Problem to work on – Each line below is to be written out in full, exactly as shown.

Input rows –
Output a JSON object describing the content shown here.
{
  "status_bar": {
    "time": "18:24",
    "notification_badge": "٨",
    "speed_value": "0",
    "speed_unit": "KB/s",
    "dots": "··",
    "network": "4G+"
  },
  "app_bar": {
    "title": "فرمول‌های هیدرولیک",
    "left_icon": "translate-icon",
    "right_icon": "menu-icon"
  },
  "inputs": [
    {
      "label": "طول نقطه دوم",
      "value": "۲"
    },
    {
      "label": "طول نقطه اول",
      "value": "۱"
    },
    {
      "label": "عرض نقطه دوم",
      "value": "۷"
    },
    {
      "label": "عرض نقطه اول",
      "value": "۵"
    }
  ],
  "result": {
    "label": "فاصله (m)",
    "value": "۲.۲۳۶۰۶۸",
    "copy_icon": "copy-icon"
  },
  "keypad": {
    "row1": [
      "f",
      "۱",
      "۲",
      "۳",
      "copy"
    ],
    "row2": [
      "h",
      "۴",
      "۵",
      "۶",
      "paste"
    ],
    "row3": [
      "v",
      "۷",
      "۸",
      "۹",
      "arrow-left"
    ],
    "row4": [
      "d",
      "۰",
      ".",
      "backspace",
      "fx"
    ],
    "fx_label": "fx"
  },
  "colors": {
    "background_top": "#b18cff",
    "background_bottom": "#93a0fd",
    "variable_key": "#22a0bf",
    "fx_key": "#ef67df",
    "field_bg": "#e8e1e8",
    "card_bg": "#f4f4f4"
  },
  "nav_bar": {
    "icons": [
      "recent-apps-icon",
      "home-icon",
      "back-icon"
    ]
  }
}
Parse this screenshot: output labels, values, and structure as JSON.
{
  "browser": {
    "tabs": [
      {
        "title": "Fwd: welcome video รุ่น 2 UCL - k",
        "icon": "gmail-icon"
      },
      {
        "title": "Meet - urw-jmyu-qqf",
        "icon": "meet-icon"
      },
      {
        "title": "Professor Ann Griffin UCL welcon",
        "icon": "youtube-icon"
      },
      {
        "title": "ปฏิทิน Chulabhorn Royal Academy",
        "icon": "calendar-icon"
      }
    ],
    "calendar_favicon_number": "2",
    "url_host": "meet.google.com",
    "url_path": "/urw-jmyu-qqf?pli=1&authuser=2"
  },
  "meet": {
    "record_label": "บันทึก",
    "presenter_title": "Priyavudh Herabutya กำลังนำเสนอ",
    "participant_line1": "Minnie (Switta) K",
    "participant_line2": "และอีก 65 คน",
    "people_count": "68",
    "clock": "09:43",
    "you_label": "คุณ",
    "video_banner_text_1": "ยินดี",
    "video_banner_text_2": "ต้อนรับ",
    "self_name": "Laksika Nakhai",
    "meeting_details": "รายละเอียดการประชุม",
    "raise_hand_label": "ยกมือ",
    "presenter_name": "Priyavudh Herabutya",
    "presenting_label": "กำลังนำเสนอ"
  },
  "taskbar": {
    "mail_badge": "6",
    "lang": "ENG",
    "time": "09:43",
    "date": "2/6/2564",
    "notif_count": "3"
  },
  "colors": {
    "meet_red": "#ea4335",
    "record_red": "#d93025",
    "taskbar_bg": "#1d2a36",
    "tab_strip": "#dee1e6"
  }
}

The response –
Output a JSON object describing the content shown here.
{
  "status_bar": {
    "time": "18:24",
    "notification_badge": "٨",
    "speed_value": "0",
    "speed_unit": "KB/s",
    "dots": "··",
    "network": "4G+"
  },
  "app_bar": {
    "title": "فرمول‌های هیدرولیک",
    "left_icon": "translate-icon",
    "right_icon": "menu-icon"
  },
  "inputs": [
    {
      "label": "طول نقطه دوم",
      "value": "۲"
    },
    {
      "label": "طول نقطه اول",
      "value": "۱"
    },
    {
      "label": "عرض نقطه دوم",
      "value": "۷"
    },
    {
      "label": "عرض نقطه اول",
      "value": "۵"
    }
  ],
  "result": {
    "label": "فاصله (m)",
    "value": "۲.۲۳۶۰۶۸",
    "copy_icon": "copy-icon"
  },
  "keypad": {
    "row1": [
      "f",
      "۱",
      "۲",
      "۳",
      "copy"
    ],
    "row2": [
      "h",
      "۴",
      "۵",
      "۶",
      "paste"
    ],
    "row3": [
      "v",
      "۷",
      "۸",
      "۹",
      "arrow-left"
    ],
    "row4": [
      "d",
      "۰",
      ".",
      "backspace",
      "fx"
    ],
    "fx_label": "fx"
  },
  "colors": {
    "background_top": "#b18cff",
    "background_bottom": "#93a0fd",
    "variable_key": "#22a0bf",
    "fx_key": "#ef67df",
    "field_bg": "#e8e1e8",
    "card_bg": "#f4f4f4"
  },
  "nav_bar": {
    "icons": [
      "recent-apps-icon",
      "home-icon",
      "back-icon"
    ]
  }
}
Parse this screenshot: output labels, values, and structure as JSON.
{
  "browser": {
    "tabs": [
      {
        "title": "Fwd: welcome video รุ่น 2 UCL - k",
        "icon": "gmail-icon"
      },
      {
        "title": "Meet - urw-jmyu-qqf",
        "icon": "meet-icon"
      },
      {
        "title": "Professor Ann Griffin UCL welcon",
        "icon": "youtube-icon"
      },
      {
        "title": "ปฏิทิน Chulabhorn Royal Academy",
        "icon": "calendar-icon"
      }
    ],
    "calendar_favicon_number": "2",
    "url_host": "meet.google.com",
    "url_path": "/urw-jmyu-qqf?pli=1&authuser=2"
  },
  "meet": {
    "record_label": "บันทึก",
    "presenter_title": "Priyavudh Herabutya กำลังนำเสนอ",
    "participant_line1": "Minnie (Switta) K",
    "participant_line2": "และอีก 65 คน",
    "people_count": "68",
    "clock": "09:43",
    "you_label": "คุณ",
    "video_banner_text_1": "ยินดี",
    "video_banner_text_2": "ต้อนรับ",
    "self_name": "Laksika Nakhai",
    "meeting_details": "รายละเอียดการประชุม",
    "raise_hand_label": "ยกมือ",
    "presenter_name": "Priyavudh Herabutya",
    "presenting_label": "กำลังนำเสนอ"
  },
  "taskbar": {
    "mail_badge": "6",
    "lang": "ENG",
    "time": "09:43",
    "date": "2/6/2564",
    "notif_count": "3"
  },
  "colors": {
    "meet_red": "#ea4335",
    "record_red": "#d93025",
    "taskbar_bg": "#1d2a36",
    "tab_strip": "#dee1e6"
  }
}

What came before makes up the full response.